**Fragmento:**
● ● ● ● ● ● ●
Dos factores adicionales complican el panorama de los republicanos. De uno de ellos -los fraudes ya conocidos de empresas señeras de la nueva economía de los noventa como Enron, Andersen, Tyco, Adelphia, WorldCom, Xerox y los que vengan- se ha hablado hasta la saciedad. Pero, para evitar su repetición, hay que pasar de las palabras a los hechos. Con una mano puede señalarse que la opinión pública ha empezado a girar desde que los antiguos directivos de WorldCom demostraran haber ganado su MBA en una escuela de negocios para golfos apandadores. La plana mayor del actual Gobierno se halla demasiado cercana al mundo de los negocios para negar su conocimiento de esas prácticas y ya se empiezan a pedir las explicaciones omitidas durante la campaña electoral del 2000 sobre la forma en que Bush ganó su primer millón con la venta, tras una inteligente corazonada, de dos tercios de su participación en la empresa Harken Energy, a cuyo consejo de administración pertenecía, justo semanas antes de que se anunciase una fuerte caída en sus beneficios, operación que no reveló hasta ocho meses después de producida. Parece que el vicepresidente Cheney era también un adepto de la contabilidad creativa en sus tiempos de consejero delegado de Halliburton. El plan presentado por Bush en Wall Street el 10 de julio no incluye propuestas serias para atajar la repetición de situaciones similares, más perjudiciales para la economía americana y los mercados que toda la algarabía antiglobalizadora. Ahora bien, con la otra mano, hasta el momento, ninguno de esos escándalos ha tiznado aún al presidente, cuyos partidarios dicen que está hecho del mismo teflón que Reagan, al que no se le pegaba nada.
● ● ● ● ● ● ●
**Registros de origen:**
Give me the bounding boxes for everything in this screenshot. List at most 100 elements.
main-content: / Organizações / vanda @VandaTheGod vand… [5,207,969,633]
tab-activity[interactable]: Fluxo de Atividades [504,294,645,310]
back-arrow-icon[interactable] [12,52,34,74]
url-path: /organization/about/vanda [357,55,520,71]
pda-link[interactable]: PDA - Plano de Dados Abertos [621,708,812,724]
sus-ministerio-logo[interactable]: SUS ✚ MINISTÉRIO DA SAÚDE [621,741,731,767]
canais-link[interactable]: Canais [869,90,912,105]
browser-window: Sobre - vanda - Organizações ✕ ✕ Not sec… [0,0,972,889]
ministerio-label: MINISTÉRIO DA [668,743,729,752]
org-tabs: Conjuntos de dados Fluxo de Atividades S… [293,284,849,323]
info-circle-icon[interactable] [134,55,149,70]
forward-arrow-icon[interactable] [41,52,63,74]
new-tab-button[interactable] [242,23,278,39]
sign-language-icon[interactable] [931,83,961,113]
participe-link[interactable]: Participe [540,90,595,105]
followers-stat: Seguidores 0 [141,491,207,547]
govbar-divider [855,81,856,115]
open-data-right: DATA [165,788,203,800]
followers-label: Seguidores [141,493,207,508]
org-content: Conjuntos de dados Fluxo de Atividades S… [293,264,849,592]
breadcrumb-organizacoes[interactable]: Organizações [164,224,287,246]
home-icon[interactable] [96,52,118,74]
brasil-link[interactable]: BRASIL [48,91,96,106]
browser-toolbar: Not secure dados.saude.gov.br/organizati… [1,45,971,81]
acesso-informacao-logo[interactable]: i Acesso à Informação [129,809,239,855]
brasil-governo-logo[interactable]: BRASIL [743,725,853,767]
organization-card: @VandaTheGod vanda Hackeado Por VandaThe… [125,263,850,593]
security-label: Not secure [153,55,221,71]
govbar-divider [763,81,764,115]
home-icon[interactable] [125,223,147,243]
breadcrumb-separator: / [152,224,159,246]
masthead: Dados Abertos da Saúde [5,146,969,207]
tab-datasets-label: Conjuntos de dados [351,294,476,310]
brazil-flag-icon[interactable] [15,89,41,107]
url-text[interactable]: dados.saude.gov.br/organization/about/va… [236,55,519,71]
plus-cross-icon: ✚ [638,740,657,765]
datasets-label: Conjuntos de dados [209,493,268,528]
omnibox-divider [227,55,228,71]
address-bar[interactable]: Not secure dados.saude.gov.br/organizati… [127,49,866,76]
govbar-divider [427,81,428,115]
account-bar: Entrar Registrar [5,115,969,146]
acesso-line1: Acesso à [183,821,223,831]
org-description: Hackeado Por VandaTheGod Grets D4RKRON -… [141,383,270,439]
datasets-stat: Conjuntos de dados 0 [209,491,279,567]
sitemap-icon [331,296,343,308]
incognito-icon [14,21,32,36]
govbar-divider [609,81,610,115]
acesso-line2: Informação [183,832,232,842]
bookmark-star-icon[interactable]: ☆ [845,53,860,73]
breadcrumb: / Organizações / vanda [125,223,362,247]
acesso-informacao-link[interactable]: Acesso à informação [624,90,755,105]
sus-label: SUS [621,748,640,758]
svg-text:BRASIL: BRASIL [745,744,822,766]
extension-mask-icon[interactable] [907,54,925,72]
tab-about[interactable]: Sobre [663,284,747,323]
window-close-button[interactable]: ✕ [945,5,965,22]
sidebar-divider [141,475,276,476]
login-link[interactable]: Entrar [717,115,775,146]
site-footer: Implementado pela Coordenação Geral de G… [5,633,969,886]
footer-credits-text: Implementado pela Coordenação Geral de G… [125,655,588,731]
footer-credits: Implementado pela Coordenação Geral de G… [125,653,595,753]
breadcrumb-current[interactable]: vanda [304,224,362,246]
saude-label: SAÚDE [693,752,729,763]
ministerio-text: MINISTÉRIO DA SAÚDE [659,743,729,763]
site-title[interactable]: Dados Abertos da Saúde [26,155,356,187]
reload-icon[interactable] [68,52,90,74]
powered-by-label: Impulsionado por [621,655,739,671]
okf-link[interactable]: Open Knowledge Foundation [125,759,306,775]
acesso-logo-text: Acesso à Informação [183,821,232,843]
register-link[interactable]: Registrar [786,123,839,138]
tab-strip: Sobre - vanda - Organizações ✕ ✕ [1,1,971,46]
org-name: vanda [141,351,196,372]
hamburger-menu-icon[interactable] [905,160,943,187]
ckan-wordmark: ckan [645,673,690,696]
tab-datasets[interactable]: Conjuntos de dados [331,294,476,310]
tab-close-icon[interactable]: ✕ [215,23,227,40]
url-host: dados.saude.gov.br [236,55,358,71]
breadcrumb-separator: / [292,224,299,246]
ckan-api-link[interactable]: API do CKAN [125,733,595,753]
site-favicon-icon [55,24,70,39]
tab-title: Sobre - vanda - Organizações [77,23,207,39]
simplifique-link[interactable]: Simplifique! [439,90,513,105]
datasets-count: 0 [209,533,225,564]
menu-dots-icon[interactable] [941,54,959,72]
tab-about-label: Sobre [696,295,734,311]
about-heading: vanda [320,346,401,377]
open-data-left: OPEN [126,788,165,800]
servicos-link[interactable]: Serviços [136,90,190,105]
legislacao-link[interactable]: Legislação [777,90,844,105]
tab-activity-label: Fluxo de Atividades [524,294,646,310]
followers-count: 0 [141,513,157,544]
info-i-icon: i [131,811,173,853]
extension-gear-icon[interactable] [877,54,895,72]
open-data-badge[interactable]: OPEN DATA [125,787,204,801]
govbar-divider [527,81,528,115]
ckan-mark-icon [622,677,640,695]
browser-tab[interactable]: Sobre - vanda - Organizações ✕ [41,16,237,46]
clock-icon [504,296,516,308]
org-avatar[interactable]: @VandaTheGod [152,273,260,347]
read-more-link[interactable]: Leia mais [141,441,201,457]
● ● ● ● ● ● ●
**Complete lo siguiente:**
**a)** Según el fragmento, ¿qué proporción de su participación en Harken Energy vendió Bush?
**b)** Indique si cada afirmación concuerda con el fragmento y cite las palabras de este que lo deciden.
(i) Bush presentó su plan en Wall Street el 10 de julio.
(ii) Bush dio a conocer la venta de su participación en Harken Energy inmediatamente después de realizarla.
(iii) Cheney fue consejero delegado de Halliburton.
Los datos no intervienen en esto.

**Respuestas por tarea:**
**a)** Dos tercios.

**b)**
(i) Sí: «El plan presentado por Bush en Wall Street el 10 de julio».
(ii) No: «operación que no reveló hasta ocho meses después de producida».
(iii) Sí: «en sus tiempos de consejero delegado de Halliburton».